Continue the passage on Medicare counseling and the State Health Insurance Assistance Program from the point where it ends.

**TEXT FOR ANALYSIS**
•••
Some of these tools include the Medicare.gov website, the CMS Medicare Plan Compare tool, and a 1-800-MEDICARE hotline to help inform beneficiaries about their benefits. However, a study by Hernandez et al. revealed that very few Medicare beneficiaries utilized these tools and often felt more comfortable discussing their options in-person with brokers or family members and friends, even though these sources may be biased or potentially inaccurate.  Additionally, it is important to recognize that navigating these tools requires some degree of health literacy and technological proficiency, which may disproportionately affect those who are low-income, have lower levels of education, or are non-native English speakers.

The State Health Insurance Assistance Program (SHIP), however, is a free and unbiased resource for Medicare counseling that few beneficiaries are aware of. In 1990, the federal government implemented SHIPs to help support Medicare beneficiaries with free, one-to-one health insurance counseling and education within their communities. It is currently run by the Administration for Community Living (ACL). The ACL administers grants to states, who in turn provide funding to community-level subgrantees to maintain various networks of full-time, part-time, and/or volunteer counselors. The latest available data suggests that SHIPs provided assistance to 2.7 million Medicare beneficiaries from April 2018 through March 2019—just 4.5% of the eligible Medicare population.

While some states had greater success, serving over 10% of their eligible population, others were only able to reach as few as 2%. A 2018 evaluation of California’s SHIP, called HICAP (Health Insurance Counseling & Advocacy Program), highlighted the strengths of this community-based counseling system. HICAP reported high rates of engagement, citing their ability to deliver uniquely tailored counseling to beneficiaries in their native languages and through in-person or hybrid settings depending on the beneficiary’s condition or preferences. Moreover, strong marketing efforts via Spanish radio shows and mailing postcards were particularly effective in reaching “hard-to-locate” populations. However, the program did experience challenges given the variation in operations across locations, citing concerns over the recruitment, training and retention of volunteers and paid staff.
•••
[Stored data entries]
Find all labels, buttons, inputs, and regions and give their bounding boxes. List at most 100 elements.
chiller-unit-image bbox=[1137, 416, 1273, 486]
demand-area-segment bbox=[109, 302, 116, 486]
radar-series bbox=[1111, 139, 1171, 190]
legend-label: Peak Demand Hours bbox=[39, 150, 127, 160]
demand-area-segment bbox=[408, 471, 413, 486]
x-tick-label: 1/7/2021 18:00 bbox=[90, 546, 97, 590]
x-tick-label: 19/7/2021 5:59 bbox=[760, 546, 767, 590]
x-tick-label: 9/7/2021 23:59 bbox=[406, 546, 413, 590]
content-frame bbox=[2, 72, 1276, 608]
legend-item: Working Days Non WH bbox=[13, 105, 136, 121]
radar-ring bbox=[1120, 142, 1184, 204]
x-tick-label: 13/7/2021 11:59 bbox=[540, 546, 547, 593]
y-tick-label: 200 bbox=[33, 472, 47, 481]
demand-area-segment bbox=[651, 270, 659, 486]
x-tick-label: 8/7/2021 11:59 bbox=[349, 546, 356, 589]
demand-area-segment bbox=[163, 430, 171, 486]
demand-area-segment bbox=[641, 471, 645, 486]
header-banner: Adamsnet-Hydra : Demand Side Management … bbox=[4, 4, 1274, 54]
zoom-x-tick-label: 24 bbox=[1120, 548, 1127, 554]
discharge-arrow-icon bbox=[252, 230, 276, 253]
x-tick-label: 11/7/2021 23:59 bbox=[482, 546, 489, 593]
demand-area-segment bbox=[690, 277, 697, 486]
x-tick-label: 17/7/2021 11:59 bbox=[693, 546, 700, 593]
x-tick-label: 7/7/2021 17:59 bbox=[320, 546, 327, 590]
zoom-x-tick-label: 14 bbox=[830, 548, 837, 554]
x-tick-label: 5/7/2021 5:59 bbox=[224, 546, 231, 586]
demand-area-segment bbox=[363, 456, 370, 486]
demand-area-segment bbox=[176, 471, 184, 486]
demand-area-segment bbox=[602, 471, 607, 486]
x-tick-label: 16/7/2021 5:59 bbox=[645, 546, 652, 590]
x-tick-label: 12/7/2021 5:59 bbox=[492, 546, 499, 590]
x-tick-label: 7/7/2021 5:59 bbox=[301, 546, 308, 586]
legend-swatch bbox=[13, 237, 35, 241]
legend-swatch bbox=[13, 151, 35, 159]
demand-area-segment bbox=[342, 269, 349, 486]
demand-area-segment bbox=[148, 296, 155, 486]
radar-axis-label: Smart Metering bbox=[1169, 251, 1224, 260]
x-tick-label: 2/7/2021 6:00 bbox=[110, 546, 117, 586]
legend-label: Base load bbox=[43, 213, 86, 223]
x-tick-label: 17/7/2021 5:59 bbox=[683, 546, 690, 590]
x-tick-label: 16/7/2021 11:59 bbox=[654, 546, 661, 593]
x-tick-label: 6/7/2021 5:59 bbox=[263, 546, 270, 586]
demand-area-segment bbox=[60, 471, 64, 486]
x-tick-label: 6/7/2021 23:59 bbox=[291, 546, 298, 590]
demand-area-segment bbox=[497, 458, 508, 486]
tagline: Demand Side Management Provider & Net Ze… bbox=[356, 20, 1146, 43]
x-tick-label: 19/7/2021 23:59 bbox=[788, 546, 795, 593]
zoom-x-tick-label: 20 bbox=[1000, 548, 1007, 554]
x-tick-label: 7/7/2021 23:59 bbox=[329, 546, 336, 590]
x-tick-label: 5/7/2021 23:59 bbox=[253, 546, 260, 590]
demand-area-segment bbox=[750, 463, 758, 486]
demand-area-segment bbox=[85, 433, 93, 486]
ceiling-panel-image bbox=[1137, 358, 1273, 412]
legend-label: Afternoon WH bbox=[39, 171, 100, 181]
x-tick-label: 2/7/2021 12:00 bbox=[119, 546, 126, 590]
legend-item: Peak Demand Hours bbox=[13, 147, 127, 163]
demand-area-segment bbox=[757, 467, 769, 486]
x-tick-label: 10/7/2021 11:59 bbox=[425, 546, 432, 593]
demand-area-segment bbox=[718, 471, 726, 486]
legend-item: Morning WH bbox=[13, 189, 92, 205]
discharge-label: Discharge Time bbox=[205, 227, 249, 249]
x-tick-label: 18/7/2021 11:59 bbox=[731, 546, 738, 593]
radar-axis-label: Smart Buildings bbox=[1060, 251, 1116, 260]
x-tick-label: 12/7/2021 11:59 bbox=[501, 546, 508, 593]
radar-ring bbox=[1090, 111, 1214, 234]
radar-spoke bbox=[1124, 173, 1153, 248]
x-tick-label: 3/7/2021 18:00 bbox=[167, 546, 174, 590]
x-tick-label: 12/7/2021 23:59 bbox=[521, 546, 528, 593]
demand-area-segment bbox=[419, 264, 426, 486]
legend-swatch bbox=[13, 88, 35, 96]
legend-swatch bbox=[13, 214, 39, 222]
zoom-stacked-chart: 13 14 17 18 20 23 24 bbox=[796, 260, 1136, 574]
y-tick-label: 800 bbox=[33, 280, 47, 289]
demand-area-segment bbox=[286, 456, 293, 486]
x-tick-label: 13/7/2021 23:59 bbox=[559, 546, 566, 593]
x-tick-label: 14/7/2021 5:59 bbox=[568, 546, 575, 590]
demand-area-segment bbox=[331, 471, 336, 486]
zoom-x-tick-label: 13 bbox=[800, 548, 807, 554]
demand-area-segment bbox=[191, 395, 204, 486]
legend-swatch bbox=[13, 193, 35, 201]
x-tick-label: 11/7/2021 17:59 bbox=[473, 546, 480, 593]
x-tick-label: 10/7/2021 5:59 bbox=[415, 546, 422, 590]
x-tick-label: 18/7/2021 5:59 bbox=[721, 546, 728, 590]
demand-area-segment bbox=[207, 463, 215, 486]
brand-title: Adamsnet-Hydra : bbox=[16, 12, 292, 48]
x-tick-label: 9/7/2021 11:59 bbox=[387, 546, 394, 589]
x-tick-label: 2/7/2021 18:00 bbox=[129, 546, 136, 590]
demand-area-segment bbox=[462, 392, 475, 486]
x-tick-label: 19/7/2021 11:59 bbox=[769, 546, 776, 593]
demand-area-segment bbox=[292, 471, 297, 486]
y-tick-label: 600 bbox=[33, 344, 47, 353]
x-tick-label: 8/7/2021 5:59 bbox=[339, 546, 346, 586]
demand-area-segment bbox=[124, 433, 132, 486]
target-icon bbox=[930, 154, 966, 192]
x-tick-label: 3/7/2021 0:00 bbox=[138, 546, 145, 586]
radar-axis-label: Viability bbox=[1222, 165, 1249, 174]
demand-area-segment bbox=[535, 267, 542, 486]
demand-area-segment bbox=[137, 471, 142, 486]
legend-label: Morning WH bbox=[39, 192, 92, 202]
•••
**ANSWER TO THIS PROBLEM**
In recognition of SHIP’s potential to provide an unbiased alternative to brokers and combat misinformation, CMS finalized a requirement in the 2024 MA and Part D rule that TPMOs are to provide a disclaimer citing SHIP as an option for beneficiaries to obtain additional help (42 CFR § 422.2267(e )(41)). But despite SHIP’s promise, some beneficiary advocates have worried that the multi-tiered, volunteer, and part-time driven delivery model that characterizes most SHIPs leads to access and quality gaps. This is especially a concern among vulnerable beneficiaries who may live in low-income neighborhoods, have disabilities, or limited English proficiency. Given their historically low utilization rates and limited visibility, others have expressed concern that SHIPs may be ill-equipped to handle an increased demand for services in the coming year, due to more Medicare beneficiaries being advised of their existence through TPMO disclaimers. With the limited evidence about SHIP’s performance and outreach nationally, given the diffuse nature of the program, it will be important to understand some of the barriers and facilitators they face to delivering timely and accurate Medicare counseling.

The free and unbiased nature of the SHIP program presents a promising alternative to helping beneficiaries navigate complex plan choices for Open Enrollment. As MA enrollment increases and as plan choices become more complex, the SHIP program should be monitored for potential inequities in access to and quality of services based on area income.